## Start Dataset records
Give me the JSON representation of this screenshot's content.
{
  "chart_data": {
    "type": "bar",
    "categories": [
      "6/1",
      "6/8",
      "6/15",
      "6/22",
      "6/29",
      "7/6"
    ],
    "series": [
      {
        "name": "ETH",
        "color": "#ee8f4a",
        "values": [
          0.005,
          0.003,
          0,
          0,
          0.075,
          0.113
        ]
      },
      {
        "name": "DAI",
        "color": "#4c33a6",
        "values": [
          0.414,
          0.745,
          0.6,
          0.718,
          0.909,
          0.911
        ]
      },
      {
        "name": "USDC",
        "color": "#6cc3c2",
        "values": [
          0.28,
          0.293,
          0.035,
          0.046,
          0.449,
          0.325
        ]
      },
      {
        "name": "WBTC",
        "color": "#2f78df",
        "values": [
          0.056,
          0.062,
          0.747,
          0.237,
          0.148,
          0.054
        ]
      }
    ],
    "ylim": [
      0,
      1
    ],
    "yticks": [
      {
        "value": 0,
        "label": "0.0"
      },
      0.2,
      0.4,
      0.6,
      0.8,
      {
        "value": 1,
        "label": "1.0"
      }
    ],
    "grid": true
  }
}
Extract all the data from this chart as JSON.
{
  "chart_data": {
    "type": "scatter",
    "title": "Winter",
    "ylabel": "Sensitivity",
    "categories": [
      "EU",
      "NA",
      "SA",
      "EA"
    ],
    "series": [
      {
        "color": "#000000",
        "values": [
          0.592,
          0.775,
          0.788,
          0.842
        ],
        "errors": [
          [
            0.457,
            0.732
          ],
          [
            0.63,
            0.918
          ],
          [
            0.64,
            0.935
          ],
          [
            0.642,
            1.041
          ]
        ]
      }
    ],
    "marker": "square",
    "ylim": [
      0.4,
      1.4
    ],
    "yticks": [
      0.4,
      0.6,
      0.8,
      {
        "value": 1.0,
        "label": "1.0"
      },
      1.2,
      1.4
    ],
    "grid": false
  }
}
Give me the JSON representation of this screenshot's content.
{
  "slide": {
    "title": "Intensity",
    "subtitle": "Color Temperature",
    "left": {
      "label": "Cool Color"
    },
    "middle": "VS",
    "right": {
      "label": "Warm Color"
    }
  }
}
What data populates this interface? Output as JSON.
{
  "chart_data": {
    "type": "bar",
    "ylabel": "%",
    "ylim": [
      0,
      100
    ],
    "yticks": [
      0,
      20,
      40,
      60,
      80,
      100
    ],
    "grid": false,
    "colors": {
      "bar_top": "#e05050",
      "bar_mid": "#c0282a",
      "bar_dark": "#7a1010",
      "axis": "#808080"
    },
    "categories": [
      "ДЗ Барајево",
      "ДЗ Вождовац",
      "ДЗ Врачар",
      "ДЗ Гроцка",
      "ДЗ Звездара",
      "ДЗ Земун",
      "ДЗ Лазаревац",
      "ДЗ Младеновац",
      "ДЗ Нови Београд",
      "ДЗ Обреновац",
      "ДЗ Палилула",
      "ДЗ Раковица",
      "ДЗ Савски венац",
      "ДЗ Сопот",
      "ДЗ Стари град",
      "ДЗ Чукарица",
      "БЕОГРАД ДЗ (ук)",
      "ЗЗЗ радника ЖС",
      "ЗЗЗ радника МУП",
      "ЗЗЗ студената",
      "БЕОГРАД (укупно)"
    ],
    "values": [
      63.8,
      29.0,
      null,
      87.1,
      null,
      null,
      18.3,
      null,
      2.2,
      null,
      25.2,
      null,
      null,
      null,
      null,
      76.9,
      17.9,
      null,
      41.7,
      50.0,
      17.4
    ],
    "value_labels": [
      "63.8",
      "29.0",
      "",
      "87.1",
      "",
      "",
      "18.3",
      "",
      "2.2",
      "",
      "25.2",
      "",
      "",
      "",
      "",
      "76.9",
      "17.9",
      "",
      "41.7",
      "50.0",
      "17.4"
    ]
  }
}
## End Dataset records
Of the lines above, copy each that contains "name".

        "name": "ETH",
        "name": "DAI",
        "name": "USDC",
        "name": "WBTC",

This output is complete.